* _Problem to solve_
Repeat every record exactly.

* _Source information_
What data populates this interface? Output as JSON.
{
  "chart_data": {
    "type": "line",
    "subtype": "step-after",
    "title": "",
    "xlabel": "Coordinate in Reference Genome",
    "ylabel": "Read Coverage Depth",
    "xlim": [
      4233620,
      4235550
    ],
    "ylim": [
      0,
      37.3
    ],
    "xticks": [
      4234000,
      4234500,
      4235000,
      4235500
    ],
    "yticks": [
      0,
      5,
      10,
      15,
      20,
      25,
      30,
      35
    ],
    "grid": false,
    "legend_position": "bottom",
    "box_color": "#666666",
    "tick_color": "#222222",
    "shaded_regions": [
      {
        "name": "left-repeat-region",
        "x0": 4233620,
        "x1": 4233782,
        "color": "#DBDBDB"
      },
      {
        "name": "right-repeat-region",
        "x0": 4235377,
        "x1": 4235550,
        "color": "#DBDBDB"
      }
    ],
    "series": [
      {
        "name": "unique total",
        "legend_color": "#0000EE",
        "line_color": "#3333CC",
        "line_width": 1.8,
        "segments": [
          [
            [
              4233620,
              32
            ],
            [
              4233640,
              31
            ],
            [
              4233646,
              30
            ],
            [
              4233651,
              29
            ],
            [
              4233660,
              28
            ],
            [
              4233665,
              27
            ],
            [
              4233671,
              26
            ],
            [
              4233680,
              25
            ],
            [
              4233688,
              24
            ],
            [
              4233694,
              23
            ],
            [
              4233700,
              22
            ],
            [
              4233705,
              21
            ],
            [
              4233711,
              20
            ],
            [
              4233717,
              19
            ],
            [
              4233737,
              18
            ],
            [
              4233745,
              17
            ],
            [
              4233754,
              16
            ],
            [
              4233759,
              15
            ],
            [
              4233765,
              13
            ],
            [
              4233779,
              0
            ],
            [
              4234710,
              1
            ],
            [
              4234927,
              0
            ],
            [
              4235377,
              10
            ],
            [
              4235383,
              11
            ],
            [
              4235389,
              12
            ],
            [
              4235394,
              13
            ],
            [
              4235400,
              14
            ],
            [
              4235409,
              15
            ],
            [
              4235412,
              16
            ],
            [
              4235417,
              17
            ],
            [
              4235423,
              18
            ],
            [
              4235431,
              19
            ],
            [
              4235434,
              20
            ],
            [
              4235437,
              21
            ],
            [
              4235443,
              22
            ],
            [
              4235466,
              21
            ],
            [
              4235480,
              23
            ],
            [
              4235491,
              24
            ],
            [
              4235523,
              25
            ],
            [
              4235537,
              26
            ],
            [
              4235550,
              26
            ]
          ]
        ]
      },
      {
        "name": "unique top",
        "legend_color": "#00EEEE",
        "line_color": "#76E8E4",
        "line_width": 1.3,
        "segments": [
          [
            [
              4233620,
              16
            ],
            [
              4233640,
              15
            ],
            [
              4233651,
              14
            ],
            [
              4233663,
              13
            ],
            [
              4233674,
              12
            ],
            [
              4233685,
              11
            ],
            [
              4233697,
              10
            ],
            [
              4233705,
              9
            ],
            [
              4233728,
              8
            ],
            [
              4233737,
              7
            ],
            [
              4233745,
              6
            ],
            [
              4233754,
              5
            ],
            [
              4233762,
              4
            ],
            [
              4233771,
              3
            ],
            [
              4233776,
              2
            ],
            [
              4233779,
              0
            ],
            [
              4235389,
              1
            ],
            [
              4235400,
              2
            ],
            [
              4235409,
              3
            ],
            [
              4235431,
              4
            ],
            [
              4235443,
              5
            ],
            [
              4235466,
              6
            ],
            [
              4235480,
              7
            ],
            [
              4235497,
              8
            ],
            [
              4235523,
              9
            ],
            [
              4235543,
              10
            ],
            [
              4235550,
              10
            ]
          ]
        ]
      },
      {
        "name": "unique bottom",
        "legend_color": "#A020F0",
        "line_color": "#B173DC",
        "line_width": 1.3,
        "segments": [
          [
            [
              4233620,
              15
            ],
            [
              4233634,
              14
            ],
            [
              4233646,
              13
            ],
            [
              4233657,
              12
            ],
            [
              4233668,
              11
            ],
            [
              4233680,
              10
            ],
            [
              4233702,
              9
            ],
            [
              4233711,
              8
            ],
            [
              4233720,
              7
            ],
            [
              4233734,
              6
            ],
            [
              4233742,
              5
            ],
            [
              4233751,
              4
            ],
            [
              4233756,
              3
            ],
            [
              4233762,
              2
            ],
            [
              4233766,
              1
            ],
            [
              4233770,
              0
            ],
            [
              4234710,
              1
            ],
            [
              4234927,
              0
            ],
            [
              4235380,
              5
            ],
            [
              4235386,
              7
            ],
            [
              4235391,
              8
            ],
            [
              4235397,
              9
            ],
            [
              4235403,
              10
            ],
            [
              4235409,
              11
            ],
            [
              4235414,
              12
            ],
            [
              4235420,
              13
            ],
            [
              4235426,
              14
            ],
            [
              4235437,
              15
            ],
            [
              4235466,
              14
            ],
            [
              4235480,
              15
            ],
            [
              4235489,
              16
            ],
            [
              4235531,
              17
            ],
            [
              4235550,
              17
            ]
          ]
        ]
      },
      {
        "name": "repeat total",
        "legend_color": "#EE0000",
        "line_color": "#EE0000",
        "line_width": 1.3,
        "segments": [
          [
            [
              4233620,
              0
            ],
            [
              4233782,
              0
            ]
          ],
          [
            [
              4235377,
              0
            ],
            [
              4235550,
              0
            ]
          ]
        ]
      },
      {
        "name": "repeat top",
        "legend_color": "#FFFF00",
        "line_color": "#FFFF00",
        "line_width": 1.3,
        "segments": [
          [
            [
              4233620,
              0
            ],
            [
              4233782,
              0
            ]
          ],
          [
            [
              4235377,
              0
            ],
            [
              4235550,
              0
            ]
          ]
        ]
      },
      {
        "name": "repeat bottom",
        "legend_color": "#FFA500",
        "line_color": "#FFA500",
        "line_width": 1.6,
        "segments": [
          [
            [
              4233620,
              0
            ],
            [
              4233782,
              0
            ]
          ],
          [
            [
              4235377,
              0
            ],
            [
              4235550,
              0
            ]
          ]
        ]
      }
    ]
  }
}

* _Result below_
What data populates this interface? Output as JSON.
{
  "chart_data": {
    "type": "line",
    "subtype": "step-after",
    "title": "",
    "xlabel": "Coordinate in Reference Genome",
    "ylabel": "Read Coverage Depth",
    "xlim": [
      4233620,
      4235550
    ],
    "ylim": [
      0,
      37.3
    ],
    "xticks": [
      4234000,
      4234500,
      4235000,
      4235500
    ],
    "yticks": [
      0,
      5,
      10,
      15,
      20,
      25,
      30,
      35
    ],
    "grid": false,
    "legend_position": "bottom",
    "box_color": "#666666",
    "tick_color": "#222222",
    "shaded_regions": [
      {
        "name": "left-repeat-region",
        "x0": 4233620,
        "x1": 4233782,
        "color": "#DBDBDB"
      },
      {
        "name": "right-repeat-region",
        "x0": 4235377,
        "x1": 4235550,
        "color": "#DBDBDB"
      }
    ],
    "series": [
      {
        "name": "unique total",
        "legend_color": "#0000EE",
        "line_color": "#3333CC",
        "line_width": 1.8,
        "segments": [
          [
            [
              4233620,
              32
            ],
            [
              4233640,
              31
            ],
            [
              4233646,
              30
            ],
            [
              4233651,
              29
            ],
            [
              4233660,
              28
            ],
            [
              4233665,
              27
            ],
            [
              4233671,
              26
            ],
            [
              4233680,
              25
            ],
            [
              4233688,
              24
            ],
            [
              4233694,
              23
            ],
            [
              4233700,
              22
            ],
            [
              4233705,
              21
            ],
            [
              4233711,
              20
            ],
            [
              4233717,
              19
            ],
            [
              4233737,
              18
            ],
            [
              4233745,
              17
            ],
            [
              4233754,
              16
            ],
            [
              4233759,
              15
            ],
            [
              4233765,
              13
            ],
            [
              4233779,
              0
            ],
            [
              4234710,
              1
            ],
            [
              4234927,
              0
            ],
            [
              4235377,
              10
            ],
            [
              4235383,
              11
            ],
            [
              4235389,
              12
            ],
            [
              4235394,
              13
            ],
            [
              4235400,
              14
            ],
            [
              4235409,
              15
            ],
            [
              4235412,
              16
            ],
            [
              4235417,
              17
            ],
            [
              4235423,
              18
            ],
            [
              4235431,
              19
            ],
            [
              4235434,
              20
            ],
            [
              4235437,
              21
            ],
            [
              4235443,
              22
            ],
            [
              4235466,
              21
            ],
            [
              4235480,
              23
            ],
            [
              4235491,
              24
            ],
            [
              4235523,
              25
            ],
            [
              4235537,
              26
            ],
            [
              4235550,
              26
            ]
          ]
        ]
      },
      {
        "name": "unique top",
        "legend_color": "#00EEEE",
        "line_color": "#76E8E4",
        "line_width": 1.3,
        "segments": [
          [
            [
              4233620,
              16
            ],
            [
              4233640,
              15
            ],
            [
              4233651,
              14
            ],
            [
              4233663,
              13
            ],
            [
              4233674,
              12
            ],
            [
              4233685,
              11
            ],
            [
              4233697,
              10
            ],
            [
              4233705,
              9
            ],
            [
              4233728,
              8
            ],
            [
              4233737,
              7
            ],
            [
              4233745,
              6
            ],
            [
              4233754,
              5
            ],
            [
              4233762,
              4
            ],
            [
              4233771,
              3
            ],
            [
              4233776,
              2
            ],
            [
              4233779,
              0
            ],
            [
              4235389,
              1
            ],
            [
              4235400,
              2
            ],
            [
              4235409,
              3
            ],
            [
              4235431,
              4
            ],
            [
              4235443,
              5
            ],
            [
              4235466,
              6
            ],
            [
              4235480,
              7
            ],
            [
              4235497,
              8
            ],
            [
              4235523,
              9
            ],
            [
              4235543,
              10
            ],
            [
              4235550,
              10
            ]
          ]
        ]
      },
      {
        "name": "unique bottom",
        "legend_color": "#A020F0",
        "line_color": "#B173DC",
        "line_width": 1.3,
        "segments": [
          [
            [
              4233620,
              15
            ],
            [
              4233634,
              14
            ],
            [
              4233646,
              13
            ],
            [
              4233657,
              12
            ],
            [
              4233668,
              11
            ],
            [
              4233680,
              10
            ],
            [
              4233702,
              9
            ],
            [
              4233711,
              8
            ],
            [
              4233720,
              7
            ],
            [
              4233734,
              6
            ],
            [
              4233742,
              5
            ],
            [
              4233751,
              4
            ],
            [
              4233756,
              3
            ],
            [
              4233762,
              2
            ],
            [
              4233766,
              1
            ],
            [
              4233770,
              0
            ],
            [
              4234710,
              1
            ],
            [
              4234927,
              0
            ],
            [
              4235380,
              5
            ],
            [
              4235386,
              7
            ],
            [
              4235391,
              8
            ],
            [
              4235397,
              9
            ],
            [
              4235403,
              10
            ],
            [
              4235409,
              11
            ],
            [
              4235414,
              12
            ],
            [
              4235420,
              13
            ],
            [
              4235426,
              14
            ],
            [
              4235437,
              15
            ],
            [
              4235466,
              14
            ],
            [
              4235480,
              15
            ],
            [
              4235489,
              16
            ],
            [
              4235531,
              17
            ],
            [
              4235550,
              17
            ]
          ]
        ]
      },
      {
        "name": "repeat total",
        "legend_color": "#EE0000",
        "line_color": "#EE0000",
        "line_width": 1.3,
        "segments": [
          [
            [
              4233620,
              0
            ],
            [
              4233782,
              0
            ]
          ],
          [
            [
              4235377,
              0
            ],
            [
              4235550,
              0
            ]
          ]
        ]
      },
      {
        "name": "repeat top",
        "legend_color": "#FFFF00",
        "line_color": "#FFFF00",
        "line_width": 1.3,
        "segments": [
          [
            [
              4233620,
              0
            ],
            [
              4233782,
              0
            ]
          ],
          [
            [
              4235377,
              0
            ],
            [
              4235550,
              0
            ]
          ]
        ]
      },
      {
        "name": "repeat bottom",
        "legend_color": "#FFA500",
        "line_color": "#FFA500",
        "line_width": 1.6,
        "segments": [
          [
            [
              4233620,
              0
            ],
            [
              4233782,
              0
            ]
          ],
          [
            [
              4235377,
              0
            ],
            [
              4235550,
              0
            ]
          ]
        ]
      }
    ]
  }
}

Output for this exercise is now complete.